### Records supplied

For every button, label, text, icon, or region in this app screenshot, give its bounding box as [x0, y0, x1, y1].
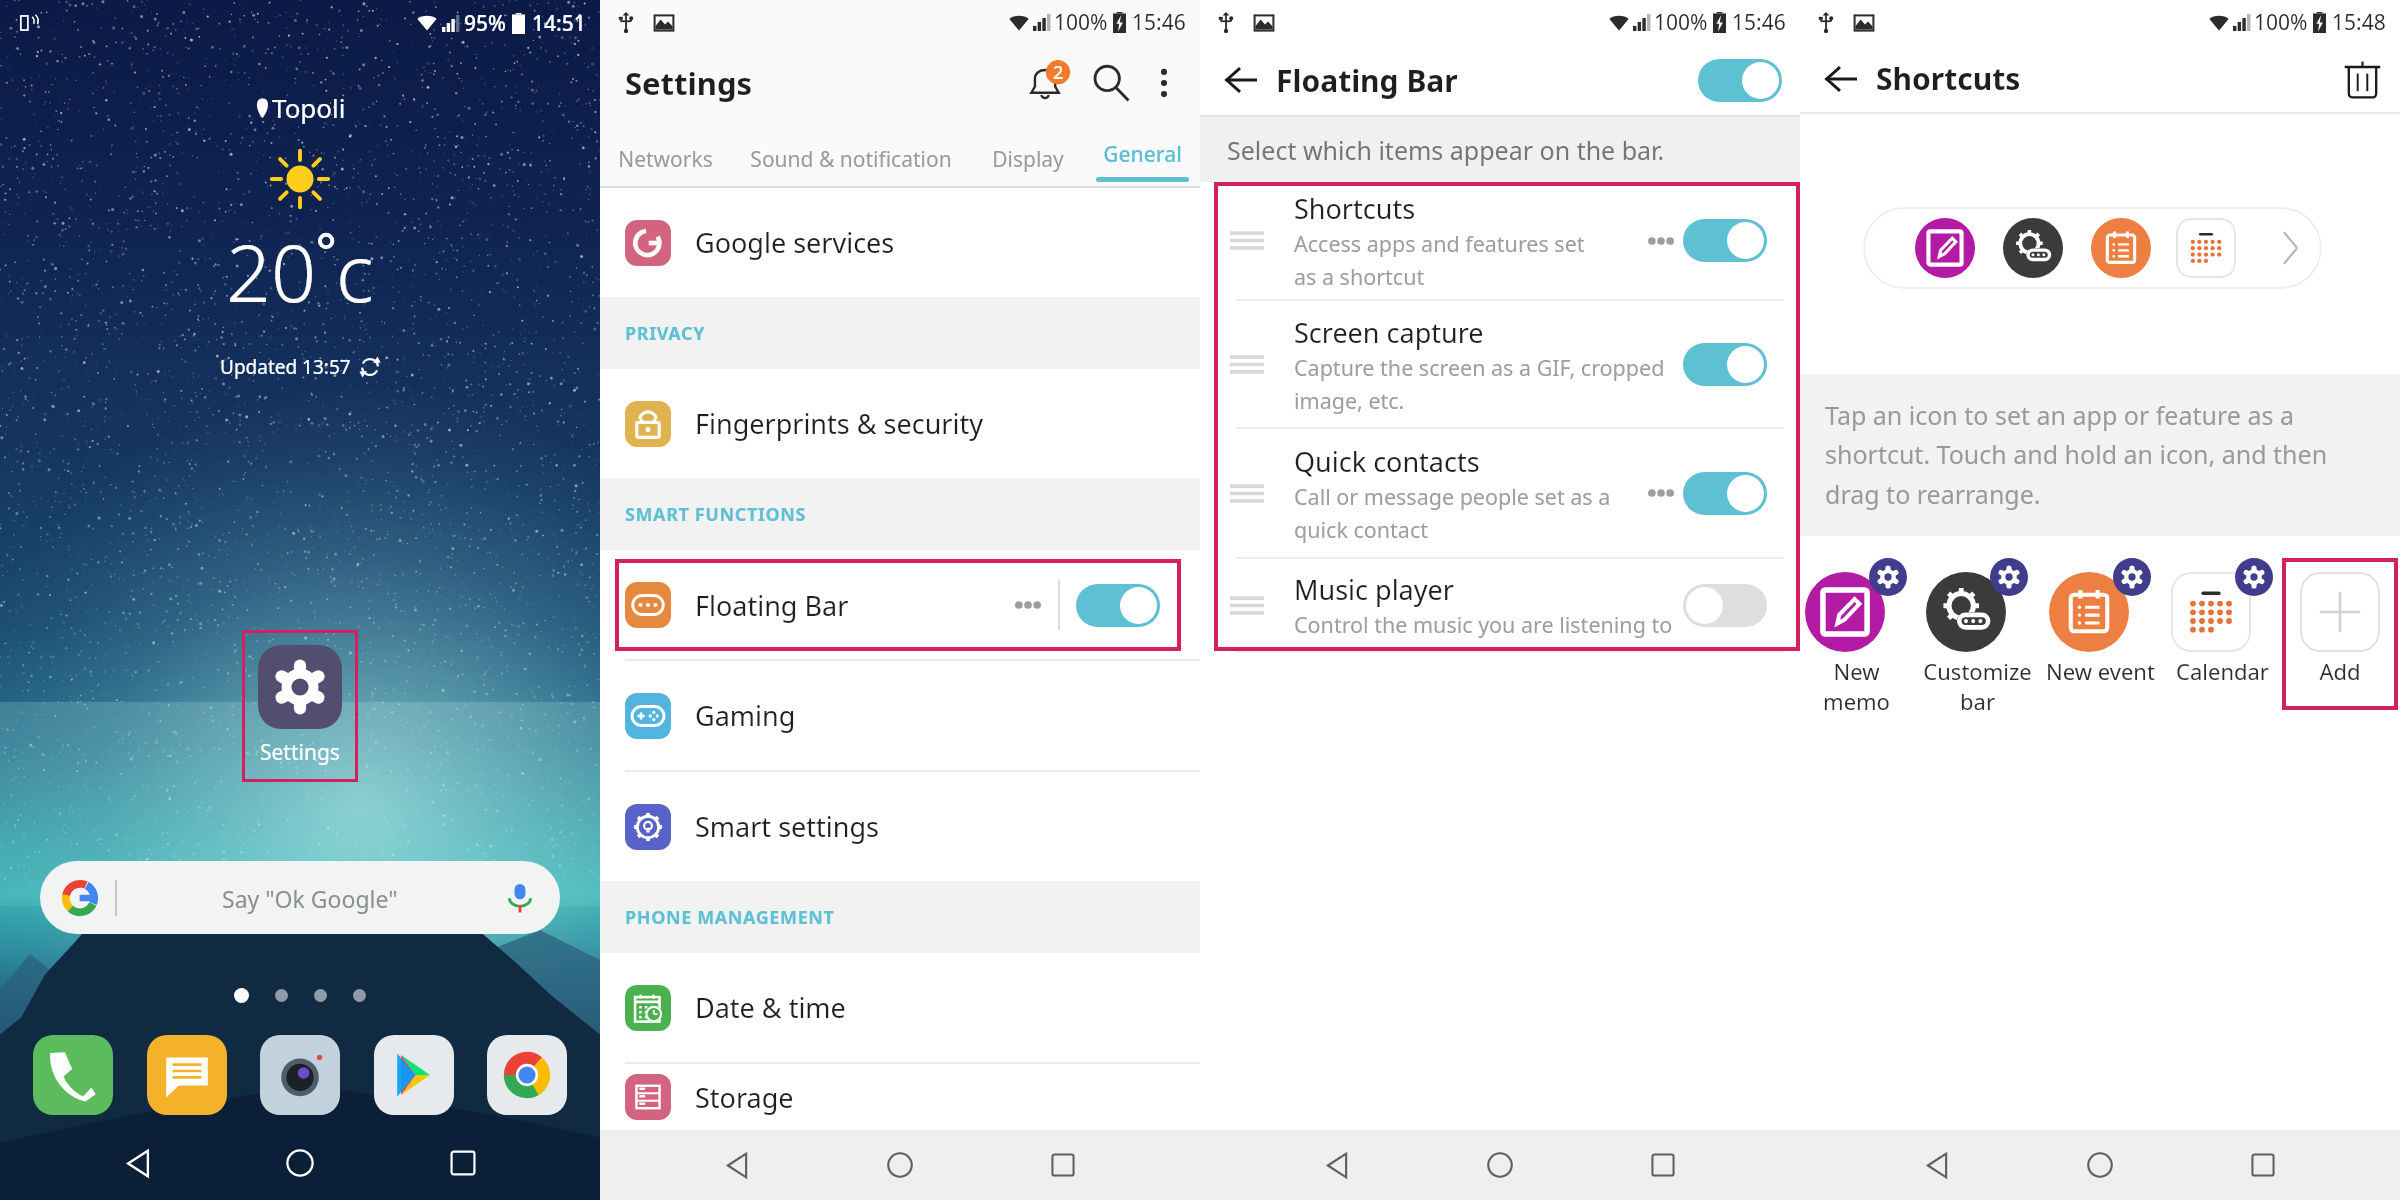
staticText: Gaming: [695, 697, 796, 734]
button[interactable]: Google services: [625, 188, 1200, 297]
staticText: Add: [2319, 656, 2361, 686]
button[interactable]: Camera: [260, 1035, 340, 1115]
button[interactable]: Toggle: [1683, 219, 1767, 262]
staticText: General: [1103, 140, 1182, 169]
staticText: 15:48: [2332, 8, 2386, 37]
button[interactable]: Play Store: [374, 1035, 454, 1115]
staticText: PHONE MANAGEMENT: [625, 905, 835, 930]
button[interactable]: Recents: [438, 1138, 488, 1188]
button[interactable]: Delete: [2338, 55, 2386, 103]
staticText: Floating Bar: [695, 587, 849, 624]
staticText: Access apps and features set as a shortc…: [1294, 229, 1585, 291]
button[interactable]: Floating Bar: [615, 559, 1181, 651]
button[interactable]: Date & time: [625, 953, 1200, 1062]
button[interactable]: Home: [275, 1138, 325, 1188]
button[interactable]: Toggle: [1076, 584, 1160, 627]
button[interactable]: Quick contacts: [1214, 429, 1800, 557]
button[interactable]: Notifications: [1023, 57, 1075, 109]
button[interactable]: Calendar: [2147, 558, 2297, 686]
button[interactable]: General: [1084, 120, 1200, 186]
staticText: Floating Bar: [1276, 60, 1458, 101]
staticText: Control the music you are listening to: [1294, 610, 1673, 639]
button[interactable]: More options: [1142, 61, 1186, 105]
button[interactable]: Back: [1819, 57, 1863, 101]
staticText: 95%: [464, 9, 506, 38]
button[interactable]: Home: [1474, 1139, 1526, 1191]
staticText: Settings: [625, 62, 753, 104]
button[interactable]: Phone: [33, 1035, 113, 1115]
button[interactable]: Back: [1311, 1139, 1363, 1191]
button[interactable]: Storage: [625, 1064, 1200, 1130]
staticText: c: [336, 218, 374, 326]
button[interactable]: Sound & notification: [730, 120, 971, 186]
button[interactable]: New memo: [1781, 558, 1931, 714]
staticText: Quick contacts: [1294, 443, 1480, 480]
button[interactable]: Recents: [1037, 1139, 1089, 1191]
staticText: 15:46: [1132, 8, 1186, 37]
button[interactable]: Floating bar preview: [1863, 207, 2322, 289]
staticText: Sound & notification: [750, 145, 952, 174]
staticText: 20: [226, 218, 317, 326]
staticText: Google services: [695, 224, 895, 261]
staticText: Screen capture: [1294, 314, 1484, 351]
staticText: New event: [2046, 656, 2155, 686]
button[interactable]: Back: [113, 1138, 163, 1188]
button[interactable]: Gaming: [625, 661, 1200, 770]
staticText: Fingerprints & security: [695, 405, 983, 442]
button[interactable]: Floating bar items: [1214, 182, 1800, 651]
staticText: Topoli: [272, 90, 346, 125]
button[interactable]: Screen capture: [1214, 301, 1800, 427]
button[interactable]: Toggle: [1683, 343, 1767, 386]
button[interactable]: Customize bar: [1902, 558, 2052, 714]
staticText: Updated 13:57: [220, 354, 351, 380]
staticText: 100%: [1054, 8, 1108, 37]
staticText: Smart settings: [695, 808, 879, 845]
button[interactable]: Home: [874, 1139, 926, 1191]
staticText: Call or message people set as a quick co…: [1294, 482, 1611, 544]
staticText: 2: [1053, 60, 1064, 85]
button[interactable]: Back: [711, 1139, 763, 1191]
staticText: Select which items appear on the bar.: [1227, 133, 1665, 167]
button[interactable]: Chrome: [487, 1035, 567, 1115]
button[interactable]: Smart settings: [625, 772, 1200, 881]
staticText: 14:51: [532, 9, 586, 38]
button[interactable]: Networks: [600, 120, 730, 186]
staticText: 100%: [2254, 8, 2308, 37]
button[interactable]: Fingerprints & security: [625, 369, 1200, 478]
button[interactable]: Toggle: [1683, 584, 1767, 627]
button[interactable]: Home: [2074, 1139, 2126, 1191]
staticText: Say "Ok Google": [222, 883, 398, 914]
button[interactable]: Toggle: [1698, 59, 1782, 102]
staticText: Tap an icon to set an app or feature as …: [1825, 398, 2378, 512]
staticText: Shortcuts: [1294, 190, 1416, 227]
staticText: Shortcuts: [1876, 58, 2021, 99]
button[interactable]: Add: [2282, 558, 2398, 710]
staticText: Storage: [695, 1079, 794, 1116]
button[interactable]: Search: [1086, 58, 1136, 108]
staticText: PRIVACY: [625, 321, 706, 346]
button[interactable]: New event: [2025, 558, 2175, 686]
button[interactable]: Search with Google: [40, 861, 560, 934]
button[interactable]: Back: [1911, 1139, 1963, 1191]
staticText: Date & time: [695, 989, 846, 1026]
button[interactable]: Display: [971, 120, 1084, 186]
staticText: Settings: [260, 738, 340, 767]
button[interactable]: Shortcuts: [1214, 182, 1800, 299]
staticText: Calendar: [2176, 656, 2269, 686]
staticText: Display: [992, 145, 1064, 174]
staticText: Capture the screen as a GIF, cropped ima…: [1294, 353, 1665, 415]
staticText: Customize bar: [1923, 656, 2032, 714]
button[interactable]: Toggle: [1683, 472, 1767, 515]
button[interactable]: Settings: [242, 630, 358, 782]
staticText: 15:46: [1732, 8, 1786, 37]
button[interactable]: Recents: [1637, 1139, 1689, 1191]
staticText: Networks: [618, 145, 713, 174]
staticText: 100%: [1654, 8, 1708, 37]
staticText: New memo: [1823, 656, 1890, 714]
staticText: SMART FUNCTIONS: [625, 502, 807, 527]
button[interactable]: Recents: [2237, 1139, 2289, 1191]
button[interactable]: Music player: [1214, 559, 1800, 651]
button[interactable]: Back: [1219, 58, 1263, 102]
button[interactable]: Messages: [147, 1035, 227, 1115]
staticText: Music player: [1294, 571, 1454, 608]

### Exercise goal
Rewrite all the items above with every instance of "Quick contacts" changed to "Speed dial" and nothing else altered. Leave out the pictures.

### Problem solution
For every button, label, text, icon, or region in this app screenshot, give its bounding box as [x0, y0, x1, y1].
staticText: Gaming: [695, 697, 796, 734]
button[interactable]: Google services: [625, 188, 1200, 297]
staticText: Add: [2319, 656, 2361, 686]
button[interactable]: Camera: [260, 1035, 340, 1115]
button[interactable]: Toggle: [1683, 219, 1767, 262]
staticText: General: [1103, 140, 1182, 169]
staticText: 15:48: [2332, 8, 2386, 37]
button[interactable]: Play Store: [374, 1035, 454, 1115]
staticText: PHONE MANAGEMENT: [625, 905, 835, 930]
button[interactable]: Recents: [438, 1138, 488, 1188]
button[interactable]: Delete: [2338, 55, 2386, 103]
staticText: Floating Bar: [695, 587, 849, 624]
staticText: Access apps and features set as a shortc…: [1294, 229, 1585, 291]
button[interactable]: Floating Bar: [615, 559, 1181, 651]
button[interactable]: Date & time: [625, 953, 1200, 1062]
button[interactable]: Home: [275, 1138, 325, 1188]
button[interactable]: Toggle: [1076, 584, 1160, 627]
button[interactable]: Speed dial: [1214, 429, 1800, 557]
button[interactable]: Notifications: [1023, 57, 1075, 109]
button[interactable]: Calendar: [2147, 558, 2297, 686]
button[interactable]: General: [1084, 120, 1200, 186]
staticText: Floating Bar: [1276, 60, 1458, 101]
staticText: Control the music you are listening to: [1294, 610, 1673, 639]
button[interactable]: More options: [1142, 61, 1186, 105]
button[interactable]: Back: [1819, 57, 1863, 101]
staticText: 95%: [464, 9, 506, 38]
button[interactable]: Home: [1474, 1139, 1526, 1191]
staticText: Settings: [625, 62, 753, 104]
button[interactable]: Phone: [33, 1035, 113, 1115]
button[interactable]: Back: [1311, 1139, 1363, 1191]
button[interactable]: Storage: [625, 1064, 1200, 1130]
staticText: c: [336, 218, 374, 326]
button[interactable]: Sound & notification: [730, 120, 971, 186]
button[interactable]: New memo: [1781, 558, 1931, 714]
staticText: Speed dial: [1294, 443, 1480, 480]
button[interactable]: Recents: [1037, 1139, 1089, 1191]
staticText: 15:46: [1132, 8, 1186, 37]
button[interactable]: Floating bar preview: [1863, 207, 2322, 289]
staticText: Sound & notification: [750, 145, 952, 174]
staticText: 20: [226, 218, 317, 326]
staticText: Google services: [695, 224, 895, 261]
staticText: Screen capture: [1294, 314, 1484, 351]
staticText: New event: [2046, 656, 2155, 686]
button[interactable]: Back: [113, 1138, 163, 1188]
button[interactable]: Gaming: [625, 661, 1200, 770]
staticText: Fingerprints & security: [695, 405, 983, 442]
button[interactable]: Floating bar items: [1214, 182, 1800, 651]
staticText: Topoli: [272, 90, 346, 125]
button[interactable]: Screen capture: [1214, 301, 1800, 427]
button[interactable]: Toggle: [1683, 343, 1767, 386]
button[interactable]: Customize bar: [1902, 558, 2052, 714]
staticText: Updated 13:57: [220, 354, 351, 380]
staticText: 100%: [1054, 8, 1108, 37]
staticText: Smart settings: [695, 808, 879, 845]
button[interactable]: Home: [874, 1139, 926, 1191]
staticText: Call or message people set as a quick co…: [1294, 482, 1611, 544]
staticText: 2: [1053, 60, 1064, 85]
button[interactable]: Back: [711, 1139, 763, 1191]
staticText: Select which items appear on the bar.: [1227, 133, 1665, 167]
button[interactable]: Chrome: [487, 1035, 567, 1115]
button[interactable]: Smart settings: [625, 772, 1200, 881]
staticText: 14:51: [532, 9, 586, 38]
button[interactable]: Networks: [600, 120, 730, 186]
staticText: 100%: [2254, 8, 2308, 37]
button[interactable]: Fingerprints & security: [625, 369, 1200, 478]
button[interactable]: Toggle: [1683, 584, 1767, 627]
button[interactable]: Home: [2074, 1139, 2126, 1191]
staticText: Say "Ok Google": [222, 883, 398, 914]
button[interactable]: Toggle: [1698, 59, 1782, 102]
staticText: Tap an icon to set an app or feature as …: [1825, 398, 2378, 512]
staticText: Shortcuts: [1294, 190, 1416, 227]
staticText: Shortcuts: [1876, 58, 2021, 99]
button[interactable]: Add: [2282, 558, 2398, 710]
staticText: Storage: [695, 1079, 794, 1116]
button[interactable]: Search: [1086, 58, 1136, 108]
staticText: PRIVACY: [625, 321, 706, 346]
button[interactable]: New event: [2025, 558, 2175, 686]
button[interactable]: Search with Google: [40, 861, 560, 934]
button[interactable]: Back: [1911, 1139, 1963, 1191]
staticText: Date & time: [695, 989, 846, 1026]
button[interactable]: Display: [971, 120, 1084, 186]
staticText: Settings: [260, 738, 340, 767]
button[interactable]: Shortcuts: [1214, 182, 1800, 299]
staticText: Calendar: [2176, 656, 2269, 686]
staticText: Display: [992, 145, 1064, 174]
staticText: Capture the screen as a GIF, cropped ima…: [1294, 353, 1665, 415]
staticText: Customize bar: [1923, 656, 2032, 714]
button[interactable]: Toggle: [1683, 472, 1767, 515]
button[interactable]: Settings: [242, 630, 358, 782]
staticText: 15:46: [1732, 8, 1786, 37]
button[interactable]: Recents: [1637, 1139, 1689, 1191]
staticText: Networks: [618, 145, 713, 174]
staticText: 100%: [1654, 8, 1708, 37]
staticText: New memo: [1823, 656, 1890, 714]
staticText: SMART FUNCTIONS: [625, 502, 807, 527]
button[interactable]: Recents: [2237, 1139, 2289, 1191]
button[interactable]: Music player: [1214, 559, 1800, 651]
button[interactable]: Back: [1219, 58, 1263, 102]
button[interactable]: Messages: [147, 1035, 227, 1115]
staticText: Music player: [1294, 571, 1454, 608]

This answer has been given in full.